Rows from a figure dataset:
----

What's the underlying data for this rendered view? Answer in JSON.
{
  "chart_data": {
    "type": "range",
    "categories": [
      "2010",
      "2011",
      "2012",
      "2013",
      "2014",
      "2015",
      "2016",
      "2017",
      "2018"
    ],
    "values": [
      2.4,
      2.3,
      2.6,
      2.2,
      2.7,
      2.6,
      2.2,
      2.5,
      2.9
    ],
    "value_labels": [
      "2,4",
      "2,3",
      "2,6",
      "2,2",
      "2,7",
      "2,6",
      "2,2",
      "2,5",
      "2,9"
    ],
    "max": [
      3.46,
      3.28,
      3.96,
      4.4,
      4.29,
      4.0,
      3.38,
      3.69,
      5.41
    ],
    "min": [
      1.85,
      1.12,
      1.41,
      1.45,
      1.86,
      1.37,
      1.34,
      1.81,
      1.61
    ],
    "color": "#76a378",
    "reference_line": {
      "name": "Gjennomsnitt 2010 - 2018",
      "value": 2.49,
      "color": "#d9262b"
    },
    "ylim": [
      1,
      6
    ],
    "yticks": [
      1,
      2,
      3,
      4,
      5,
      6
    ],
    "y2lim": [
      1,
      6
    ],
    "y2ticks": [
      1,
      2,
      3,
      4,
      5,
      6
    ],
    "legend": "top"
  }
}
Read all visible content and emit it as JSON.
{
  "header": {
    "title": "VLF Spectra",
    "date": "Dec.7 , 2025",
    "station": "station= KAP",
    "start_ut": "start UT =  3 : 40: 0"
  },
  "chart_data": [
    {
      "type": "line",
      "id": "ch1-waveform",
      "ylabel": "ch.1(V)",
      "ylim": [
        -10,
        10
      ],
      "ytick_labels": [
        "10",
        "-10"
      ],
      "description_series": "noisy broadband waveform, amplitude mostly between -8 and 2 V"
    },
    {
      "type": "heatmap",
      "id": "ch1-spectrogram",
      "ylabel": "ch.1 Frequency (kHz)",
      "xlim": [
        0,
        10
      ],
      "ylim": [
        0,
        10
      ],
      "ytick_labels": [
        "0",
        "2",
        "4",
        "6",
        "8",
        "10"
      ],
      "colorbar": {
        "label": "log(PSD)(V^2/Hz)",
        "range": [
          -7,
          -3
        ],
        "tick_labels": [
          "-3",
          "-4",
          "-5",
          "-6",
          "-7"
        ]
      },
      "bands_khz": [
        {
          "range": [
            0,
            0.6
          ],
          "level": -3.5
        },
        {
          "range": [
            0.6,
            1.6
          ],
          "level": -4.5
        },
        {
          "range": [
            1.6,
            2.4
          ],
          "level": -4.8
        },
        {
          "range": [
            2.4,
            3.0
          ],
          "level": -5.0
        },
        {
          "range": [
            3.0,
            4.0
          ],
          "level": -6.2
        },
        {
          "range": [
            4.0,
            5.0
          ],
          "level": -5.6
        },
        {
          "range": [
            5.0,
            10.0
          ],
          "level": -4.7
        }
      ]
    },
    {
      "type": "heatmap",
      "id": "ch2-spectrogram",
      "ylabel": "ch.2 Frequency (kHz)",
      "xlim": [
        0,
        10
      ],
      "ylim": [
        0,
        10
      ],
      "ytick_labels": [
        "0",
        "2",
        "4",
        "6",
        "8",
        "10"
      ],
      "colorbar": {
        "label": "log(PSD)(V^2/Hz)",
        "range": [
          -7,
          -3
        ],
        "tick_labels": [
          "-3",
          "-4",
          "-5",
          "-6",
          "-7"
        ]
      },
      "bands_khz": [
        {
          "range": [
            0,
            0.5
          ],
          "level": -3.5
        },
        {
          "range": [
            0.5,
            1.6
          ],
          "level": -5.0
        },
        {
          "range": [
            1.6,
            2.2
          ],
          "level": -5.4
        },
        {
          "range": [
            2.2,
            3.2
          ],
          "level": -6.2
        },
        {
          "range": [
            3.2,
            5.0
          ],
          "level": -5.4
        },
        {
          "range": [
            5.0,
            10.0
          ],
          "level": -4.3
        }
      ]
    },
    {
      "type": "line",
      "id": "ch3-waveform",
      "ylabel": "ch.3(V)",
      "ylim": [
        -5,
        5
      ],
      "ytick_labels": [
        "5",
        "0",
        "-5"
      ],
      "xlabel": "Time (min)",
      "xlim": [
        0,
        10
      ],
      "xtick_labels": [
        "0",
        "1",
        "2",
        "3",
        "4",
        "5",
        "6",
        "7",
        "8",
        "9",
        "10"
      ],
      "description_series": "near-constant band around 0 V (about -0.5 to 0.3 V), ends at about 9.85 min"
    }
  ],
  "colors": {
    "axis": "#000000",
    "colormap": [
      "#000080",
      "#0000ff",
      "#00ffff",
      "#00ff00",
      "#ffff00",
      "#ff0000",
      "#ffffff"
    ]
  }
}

----

Problem description:
Each record should come back exactly as written.

Task solution:
What's the underlying data for this rendered view? Answer in JSON.
{
  "chart_data": {
    "type": "range",
    "categories": [
      "2010",
      "2011",
      "2012",
      "2013",
      "2014",
      "2015",
      "2016",
      "2017",
      "2018"
    ],
    "values": [
      2.4,
      2.3,
      2.6,
      2.2,
      2.7,
      2.6,
      2.2,
      2.5,
      2.9
    ],
    "value_labels": [
      "2,4",
      "2,3",
      "2,6",
      "2,2",
      "2,7",
      "2,6",
      "2,2",
      "2,5",
      "2,9"
    ],
    "max": [
      3.46,
      3.28,
      3.96,
      4.4,
      4.29,
      4.0,
      3.38,
      3.69,
      5.41
    ],
    "min": [
      1.85,
      1.12,
      1.41,
      1.45,
      1.86,
      1.37,
      1.34,
      1.81,
      1.61
    ],
    "color": "#76a378",
    "reference_line": {
      "name": "Gjennomsnitt 2010 - 2018",
      "value": 2.49,
      "color": "#d9262b"
    },
    "ylim": [
      1,
      6
    ],
    "yticks": [
      1,
      2,
      3,
      4,
      5,
      6
    ],
    "y2lim": [
      1,
      6
    ],
    "y2ticks": [
      1,
      2,
      3,
      4,
      5,
      6
    ],
    "legend": "top"
  }
}
Read all visible content and emit it as JSON.
{
  "header": {
    "title": "VLF Spectra",
    "date": "Dec.7 , 2025",
    "station": "station= KAP",
    "start_ut": "start UT =  3 : 40: 0"
  },
  "chart_data": [
    {
      "type": "line",
      "id": "ch1-waveform",
      "ylabel": "ch.1(V)",
      "ylim": [
        -10,
        10
      ],
      "ytick_labels": [
        "10",
        "-10"
      ],
      "description_series": "noisy broadband waveform, amplitude mostly between -8 and 2 V"
    },
    {
      "type": "heatmap",
      "id": "ch1-spectrogram",
      "ylabel": "ch.1 Frequency (kHz)",
      "xlim": [
        0,
        10
      ],
      "ylim": [
        0,
        10
      ],
      "ytick_labels": [
        "0",
        "2",
        "4",
        "6",
        "8",
        "10"
      ],
      "colorbar": {
        "label": "log(PSD)(V^2/Hz)",
        "range": [
          -7,
          -3
        ],
        "tick_labels": [
          "-3",
          "-4",
          "-5",
          "-6",
          "-7"
        ]
      },
      "bands_khz": [
        {
          "range": [
            0,
            0.6
          ],
          "level": -3.5
        },
        {
          "range": [
            0.6,
            1.6
          ],
          "level": -4.5
        },
        {
          "range": [
            1.6,
            2.4
          ],
          "level": -4.8
        },
        {
          "range": [
            2.4,
            3.0
          ],
          "level": -5.0
        },
        {
          "range": [
            3.0,
            4.0
          ],
          "level": -6.2
        },
        {
          "range": [
            4.0,
            5.0
          ],
          "level": -5.6
        },
        {
          "range": [
            5.0,
            10.0
          ],
          "level": -4.7
        }
      ]
    },
    {
      "type": "heatmap",
      "id": "ch2-spectrogram",
      "ylabel": "ch.2 Frequency (kHz)",
      "xlim": [
        0,
        10
      ],
      "ylim": [
        0,
        10
      ],
      "ytick_labels": [
        "0",
        "2",
        "4",
        "6",
        "8",
        "10"
      ],
      "colorbar": {
        "label": "log(PSD)(V^2/Hz)",
        "range": [
          -7,
          -3
        ],
        "tick_labels": [
          "-3",
          "-4",
          "-5",
          "-6",
          "-7"
        ]
      },
      "bands_khz": [
        {
          "range": [
            0,
            0.5
          ],
          "level": -3.5
        },
        {
          "range": [
            0.5,
            1.6
          ],
          "level": -5.0
        },
        {
          "range": [
            1.6,
            2.2
          ],
          "level": -5.4
        },
        {
          "range": [
            2.2,
            3.2
          ],
          "level": -6.2
        },
        {
          "range": [
            3.2,
            5.0
          ],
          "level": -5.4
        },
        {
          "range": [
            5.0,
            10.0
          ],
          "level": -4.3
        }
      ]
    },
    {
      "type": "line",
      "id": "ch3-waveform",
      "ylabel": "ch.3(V)",
      "ylim": [
        -5,
        5
      ],
      "ytick_labels": [
        "5",
        "0",
        "-5"
      ],
      "xlabel": "Time (min)",
      "xlim": [
        0,
        10
      ],
      "xtick_labels": [
        "0",
        "1",
        "2",
        "3",
        "4",
        "5",
        "6",
        "7",
        "8",
        "9",
        "10"
      ],
      "description_series": "near-constant band around 0 V (about -0.5 to 0.3 V), ends at about 9.85 min"
    }
  ],
  "colors": {
    "axis": "#000000",
    "colormap": [
      "#000080",
      "#0000ff",
      "#00ffff",
      "#00ff00",
      "#ffff00",
      "#ff0000",
      "#ffffff"
    ]
  }
}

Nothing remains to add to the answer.